BARU, Noir.

Publié le par GRAINEDANANAR

 

baru-noir.jpg     Baru (de son vrai nom Hervé Baruléa) était cette année, à 64 ans ou à peu près, le président du festival de BD d'Angoulême, après en avoir reçu deux fois le prix Alph'art du meilleur album en 1991 (pour Le Chemin de l'Amérique) et 1996 (L'Autoroute du soleil) et, déjà, l'Alfred 85 du meilleur premier album pour Quéquettes blues...

      Bref, Baru n'est pas n'importe qui...et ne fait pas n'importe quoi ! Pour s'en convaincre, il suffit de feuilleter, au hasard, l'album Noir, paru chez Castermann en 2009.

      Comme son titre l'indique, l'atmosphère est... noire... Facile, certes. Le graphisme, tout en dégradés de gris, est épuré et dynamique, les tronches expressives, le dessin réaliste pour ces sombres contes de vie et de fureur. Trois histoires composent en effet cet album d'un champion de la bande dessinée contemporaine. Bonne année 2016 peint le tableau redoutable et visionnaire (et en même temps, tellement présent) d'un univers hyper-sécuritaire et xénophobe dans lequel des paumés de banlieue qui sont, selon les mots du président, des « voyous, crapules, racaille apatride, maffiosi et tutti quanti », cantonnés dans leur univers d'exclusion, tentent de voler un peu d'essence et d'arracher un peu de bonheur en allant s'éclater en boîte où ils pourront peut-être « lever une meuf ».

### Données fournies

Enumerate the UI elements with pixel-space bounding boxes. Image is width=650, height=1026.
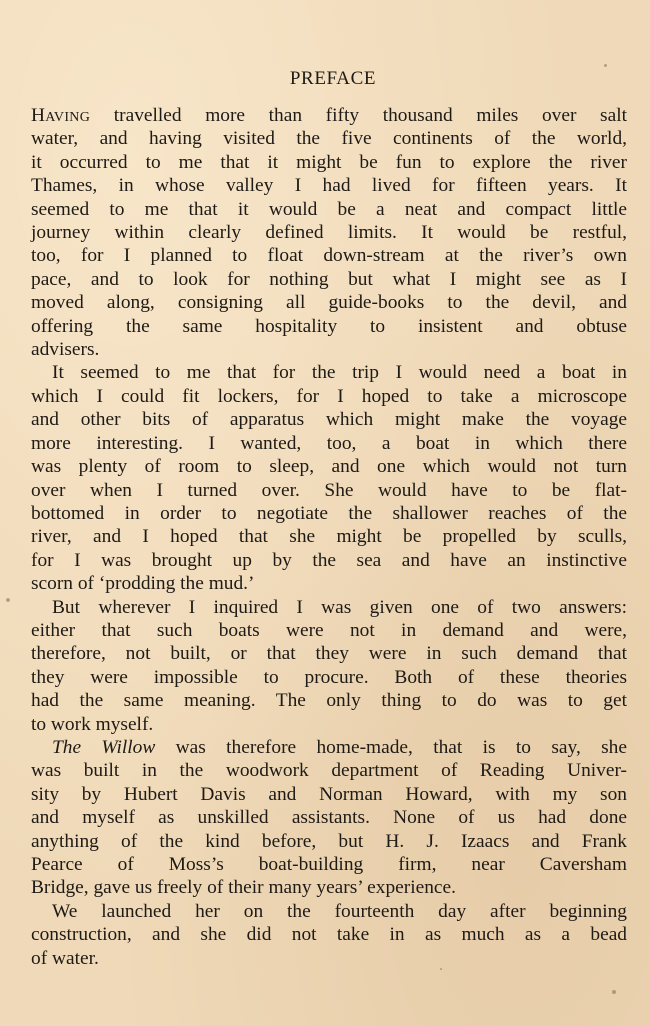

### Consigne
Reproduisez à l'identique le passage du texte de lecture qui va de "baru-noir.jpg     Baru (de" jusqu'à "Castermann en 2009." inclus.

### Réponse
baru-noir.jpg     Baru (de son vrai nom Hervé Baruléa) était cette année, à 64 ans ou à peu près, le président du festival de BD d'Angoulême, après en avoir reçu deux fois le prix Alph'art du meilleur album en 1991 (pour Le Chemin de l'Amérique) et 1996 (L'Autoroute du soleil) et, déjà, l'Alfred 85 du meilleur premier album pour Quéquettes blues...

      Bref, Baru n'est pas n'importe qui...et ne fait pas n'importe quoi ! Pour s'en convaincre, il suffit de feuilleter, au hasard, l'album Noir, paru chez Castermann en 2009.